--- DATA SECTION ---
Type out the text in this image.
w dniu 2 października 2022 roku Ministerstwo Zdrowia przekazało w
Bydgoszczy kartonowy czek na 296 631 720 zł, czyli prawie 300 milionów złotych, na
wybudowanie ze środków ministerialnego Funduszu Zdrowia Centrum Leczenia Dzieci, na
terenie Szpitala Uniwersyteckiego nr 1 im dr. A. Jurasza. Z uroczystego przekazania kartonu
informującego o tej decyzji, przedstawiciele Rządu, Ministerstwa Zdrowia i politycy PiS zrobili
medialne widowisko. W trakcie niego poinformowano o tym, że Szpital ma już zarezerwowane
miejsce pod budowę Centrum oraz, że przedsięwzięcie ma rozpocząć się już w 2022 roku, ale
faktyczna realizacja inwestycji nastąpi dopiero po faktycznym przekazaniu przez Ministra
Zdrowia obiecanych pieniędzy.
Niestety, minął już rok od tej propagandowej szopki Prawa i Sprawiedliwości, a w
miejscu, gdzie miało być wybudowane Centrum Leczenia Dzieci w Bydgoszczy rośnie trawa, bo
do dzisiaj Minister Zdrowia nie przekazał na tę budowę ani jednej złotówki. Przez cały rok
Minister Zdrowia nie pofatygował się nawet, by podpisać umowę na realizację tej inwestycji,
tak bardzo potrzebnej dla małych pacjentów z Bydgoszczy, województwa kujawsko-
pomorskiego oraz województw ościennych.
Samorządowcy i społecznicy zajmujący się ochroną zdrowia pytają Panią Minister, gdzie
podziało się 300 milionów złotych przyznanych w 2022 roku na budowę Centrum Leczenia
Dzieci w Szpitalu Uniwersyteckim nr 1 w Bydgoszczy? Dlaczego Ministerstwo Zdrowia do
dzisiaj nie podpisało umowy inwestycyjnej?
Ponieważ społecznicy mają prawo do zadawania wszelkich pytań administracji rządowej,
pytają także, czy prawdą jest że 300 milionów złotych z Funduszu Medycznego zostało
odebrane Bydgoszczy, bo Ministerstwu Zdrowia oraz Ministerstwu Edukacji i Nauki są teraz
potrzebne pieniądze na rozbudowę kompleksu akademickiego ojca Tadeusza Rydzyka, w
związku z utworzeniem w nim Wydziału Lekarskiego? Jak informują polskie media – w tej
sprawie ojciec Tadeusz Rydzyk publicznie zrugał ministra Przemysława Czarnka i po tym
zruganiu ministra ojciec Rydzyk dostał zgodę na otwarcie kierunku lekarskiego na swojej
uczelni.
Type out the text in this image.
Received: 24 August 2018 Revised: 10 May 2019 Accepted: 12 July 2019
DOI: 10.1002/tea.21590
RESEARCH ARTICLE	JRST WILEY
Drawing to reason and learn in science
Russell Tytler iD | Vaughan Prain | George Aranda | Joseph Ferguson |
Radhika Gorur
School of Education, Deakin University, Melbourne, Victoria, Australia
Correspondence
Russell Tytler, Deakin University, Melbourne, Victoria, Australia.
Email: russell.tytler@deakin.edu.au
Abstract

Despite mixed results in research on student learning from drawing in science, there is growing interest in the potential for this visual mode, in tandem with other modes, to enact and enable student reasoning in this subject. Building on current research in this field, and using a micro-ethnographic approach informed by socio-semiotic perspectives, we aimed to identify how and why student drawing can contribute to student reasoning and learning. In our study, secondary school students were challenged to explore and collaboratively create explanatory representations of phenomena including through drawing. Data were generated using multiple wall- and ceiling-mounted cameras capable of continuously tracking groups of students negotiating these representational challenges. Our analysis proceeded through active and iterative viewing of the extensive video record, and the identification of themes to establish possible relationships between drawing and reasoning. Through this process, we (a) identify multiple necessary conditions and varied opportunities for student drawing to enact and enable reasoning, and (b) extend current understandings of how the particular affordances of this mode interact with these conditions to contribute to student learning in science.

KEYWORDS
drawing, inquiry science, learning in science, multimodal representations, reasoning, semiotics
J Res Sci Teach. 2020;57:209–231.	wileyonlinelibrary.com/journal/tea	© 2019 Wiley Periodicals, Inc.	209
---
=== TASK ===
Show every line that contains the word "Dzieci".

=== SOLUTION ===
wybudowanie ze środków ministerialnego Funduszu Zdrowia Centrum Leczenia Dzieci, na
miejscu, gdzie miało być wybudowane Centrum Leczenia Dzieci w Bydgoszczy rośnie trawa, bo
Dzieci w Szpitalu Uniwersyteckim nr 1 w Bydgoszczy? Dlaczego Ministerstwo Zdrowia do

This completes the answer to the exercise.